▶ What the task asks
Can you find the lines of the listing that include "plan" and copy every one?

[start Extracted records]

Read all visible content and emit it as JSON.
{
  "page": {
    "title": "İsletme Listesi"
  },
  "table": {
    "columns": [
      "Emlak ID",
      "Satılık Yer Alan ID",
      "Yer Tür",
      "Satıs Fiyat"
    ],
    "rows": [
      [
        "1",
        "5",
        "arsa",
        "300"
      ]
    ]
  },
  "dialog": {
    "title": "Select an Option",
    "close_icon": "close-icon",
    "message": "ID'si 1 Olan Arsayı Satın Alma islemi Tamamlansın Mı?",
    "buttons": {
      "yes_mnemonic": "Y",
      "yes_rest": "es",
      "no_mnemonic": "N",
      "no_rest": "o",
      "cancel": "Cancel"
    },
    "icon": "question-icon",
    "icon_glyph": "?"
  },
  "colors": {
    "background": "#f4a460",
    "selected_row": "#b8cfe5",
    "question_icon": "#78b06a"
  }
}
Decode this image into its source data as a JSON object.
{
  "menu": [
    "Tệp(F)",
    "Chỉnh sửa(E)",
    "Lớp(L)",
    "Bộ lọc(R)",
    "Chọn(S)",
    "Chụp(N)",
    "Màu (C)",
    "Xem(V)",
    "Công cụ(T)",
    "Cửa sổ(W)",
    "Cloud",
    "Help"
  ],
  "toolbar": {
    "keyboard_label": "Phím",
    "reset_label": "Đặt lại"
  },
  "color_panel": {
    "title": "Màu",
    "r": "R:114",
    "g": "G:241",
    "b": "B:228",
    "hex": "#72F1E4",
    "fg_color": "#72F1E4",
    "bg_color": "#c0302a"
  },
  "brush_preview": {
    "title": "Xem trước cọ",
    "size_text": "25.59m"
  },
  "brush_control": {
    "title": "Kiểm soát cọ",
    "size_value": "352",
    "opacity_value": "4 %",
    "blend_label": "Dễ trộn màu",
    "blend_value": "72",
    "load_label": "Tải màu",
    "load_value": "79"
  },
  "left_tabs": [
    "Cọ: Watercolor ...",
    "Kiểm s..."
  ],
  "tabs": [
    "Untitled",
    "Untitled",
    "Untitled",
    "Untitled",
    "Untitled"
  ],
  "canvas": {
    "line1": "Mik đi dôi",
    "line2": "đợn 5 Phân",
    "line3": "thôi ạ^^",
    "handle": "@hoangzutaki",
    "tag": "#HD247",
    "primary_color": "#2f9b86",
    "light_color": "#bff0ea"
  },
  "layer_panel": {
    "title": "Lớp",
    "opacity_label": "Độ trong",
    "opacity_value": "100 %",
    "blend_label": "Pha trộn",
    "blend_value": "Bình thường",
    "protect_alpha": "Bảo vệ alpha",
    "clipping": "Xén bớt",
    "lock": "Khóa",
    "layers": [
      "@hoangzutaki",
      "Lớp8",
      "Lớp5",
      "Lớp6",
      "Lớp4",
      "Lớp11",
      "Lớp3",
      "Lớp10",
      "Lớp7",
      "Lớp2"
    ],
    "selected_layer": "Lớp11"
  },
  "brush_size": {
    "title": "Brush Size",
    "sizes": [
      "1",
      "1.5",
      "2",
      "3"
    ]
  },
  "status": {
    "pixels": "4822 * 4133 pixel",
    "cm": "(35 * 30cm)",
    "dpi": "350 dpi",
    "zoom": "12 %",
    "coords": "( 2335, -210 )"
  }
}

[end Extracted records]
[start Extracted records]

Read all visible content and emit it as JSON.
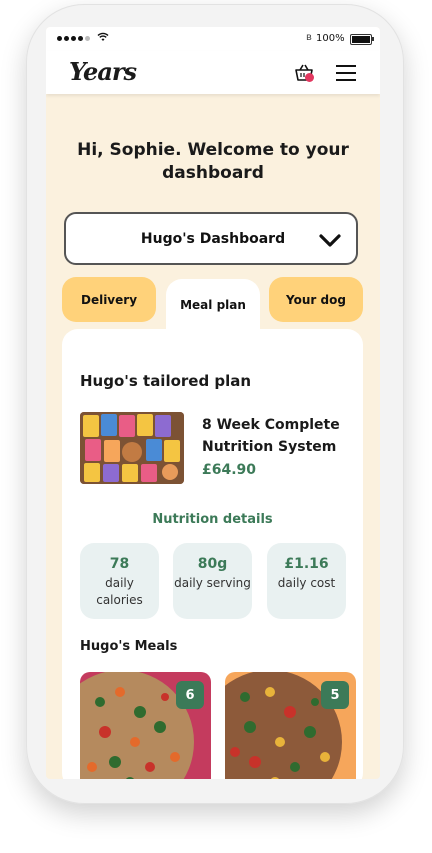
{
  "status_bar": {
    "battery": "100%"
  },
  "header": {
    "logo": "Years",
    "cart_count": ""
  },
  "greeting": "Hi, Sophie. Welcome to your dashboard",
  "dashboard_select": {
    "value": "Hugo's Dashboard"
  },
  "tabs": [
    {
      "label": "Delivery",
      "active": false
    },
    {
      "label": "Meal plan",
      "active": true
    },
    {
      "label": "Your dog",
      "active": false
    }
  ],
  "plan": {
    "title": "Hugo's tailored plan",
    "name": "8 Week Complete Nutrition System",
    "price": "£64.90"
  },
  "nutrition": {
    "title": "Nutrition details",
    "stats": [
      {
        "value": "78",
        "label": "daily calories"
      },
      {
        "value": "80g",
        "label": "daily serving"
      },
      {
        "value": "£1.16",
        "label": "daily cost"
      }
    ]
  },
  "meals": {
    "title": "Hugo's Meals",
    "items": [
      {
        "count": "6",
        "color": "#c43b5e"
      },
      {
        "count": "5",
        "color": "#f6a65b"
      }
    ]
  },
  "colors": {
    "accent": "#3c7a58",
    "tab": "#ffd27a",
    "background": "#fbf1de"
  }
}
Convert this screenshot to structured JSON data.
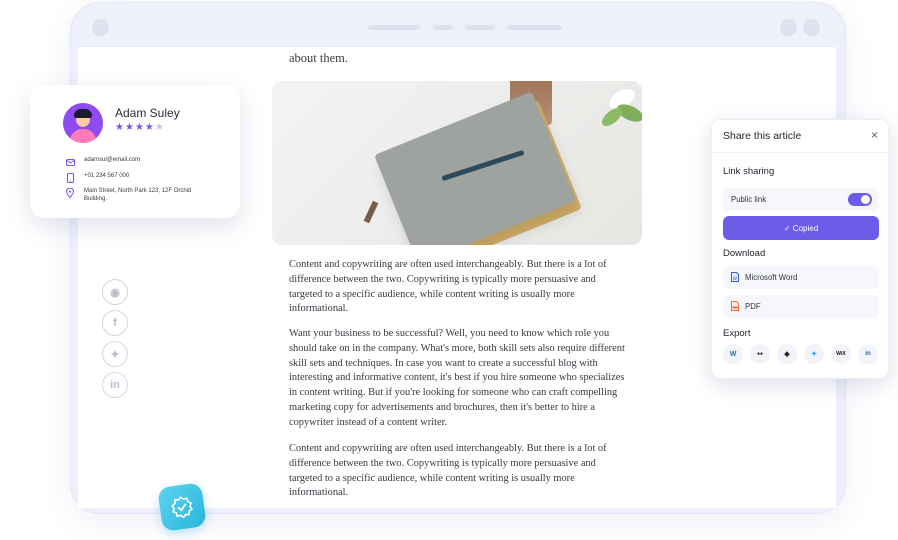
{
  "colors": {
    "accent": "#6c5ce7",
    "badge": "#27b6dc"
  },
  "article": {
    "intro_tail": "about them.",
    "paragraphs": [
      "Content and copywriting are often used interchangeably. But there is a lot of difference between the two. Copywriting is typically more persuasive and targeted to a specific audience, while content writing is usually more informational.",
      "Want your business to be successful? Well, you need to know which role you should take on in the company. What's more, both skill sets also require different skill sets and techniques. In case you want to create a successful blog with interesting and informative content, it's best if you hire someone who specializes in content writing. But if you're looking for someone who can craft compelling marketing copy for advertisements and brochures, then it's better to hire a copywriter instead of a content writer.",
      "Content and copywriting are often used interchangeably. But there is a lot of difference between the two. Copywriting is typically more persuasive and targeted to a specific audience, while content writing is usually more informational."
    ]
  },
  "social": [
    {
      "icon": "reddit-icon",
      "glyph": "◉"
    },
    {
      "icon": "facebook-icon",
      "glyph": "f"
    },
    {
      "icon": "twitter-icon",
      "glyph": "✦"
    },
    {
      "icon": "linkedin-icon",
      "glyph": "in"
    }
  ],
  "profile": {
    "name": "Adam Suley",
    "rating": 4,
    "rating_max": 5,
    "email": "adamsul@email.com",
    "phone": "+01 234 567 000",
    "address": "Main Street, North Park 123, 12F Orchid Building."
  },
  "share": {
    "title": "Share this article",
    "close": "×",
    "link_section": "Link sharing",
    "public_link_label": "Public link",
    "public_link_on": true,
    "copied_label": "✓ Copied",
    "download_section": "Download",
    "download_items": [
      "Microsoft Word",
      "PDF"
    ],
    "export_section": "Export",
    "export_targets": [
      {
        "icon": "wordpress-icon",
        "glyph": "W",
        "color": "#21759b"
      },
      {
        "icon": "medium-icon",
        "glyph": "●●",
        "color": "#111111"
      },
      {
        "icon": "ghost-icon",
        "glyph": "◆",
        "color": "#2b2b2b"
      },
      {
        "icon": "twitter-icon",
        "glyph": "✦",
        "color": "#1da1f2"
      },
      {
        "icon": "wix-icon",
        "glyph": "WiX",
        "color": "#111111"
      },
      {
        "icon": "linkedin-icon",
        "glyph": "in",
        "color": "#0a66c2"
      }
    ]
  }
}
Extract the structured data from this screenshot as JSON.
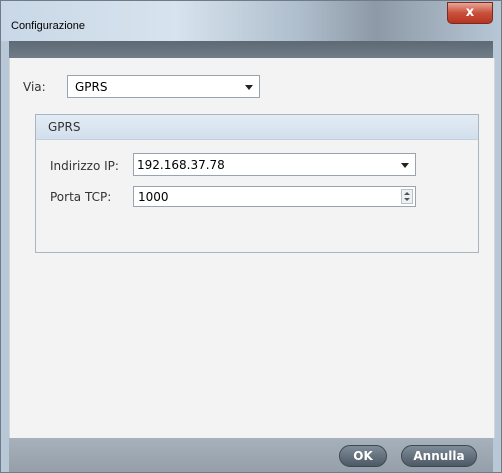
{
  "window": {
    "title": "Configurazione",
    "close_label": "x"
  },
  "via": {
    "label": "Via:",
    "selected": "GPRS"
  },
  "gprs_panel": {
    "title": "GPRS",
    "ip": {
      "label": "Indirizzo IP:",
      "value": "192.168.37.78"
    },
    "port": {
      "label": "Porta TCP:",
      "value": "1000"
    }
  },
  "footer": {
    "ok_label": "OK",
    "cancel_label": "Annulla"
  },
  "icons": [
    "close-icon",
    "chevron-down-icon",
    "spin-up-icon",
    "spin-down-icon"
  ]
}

[end Extracted records]

▶ Written response
      "label": "Meal plan",
  "plan": {
    "title": "Hugo's tailored plan",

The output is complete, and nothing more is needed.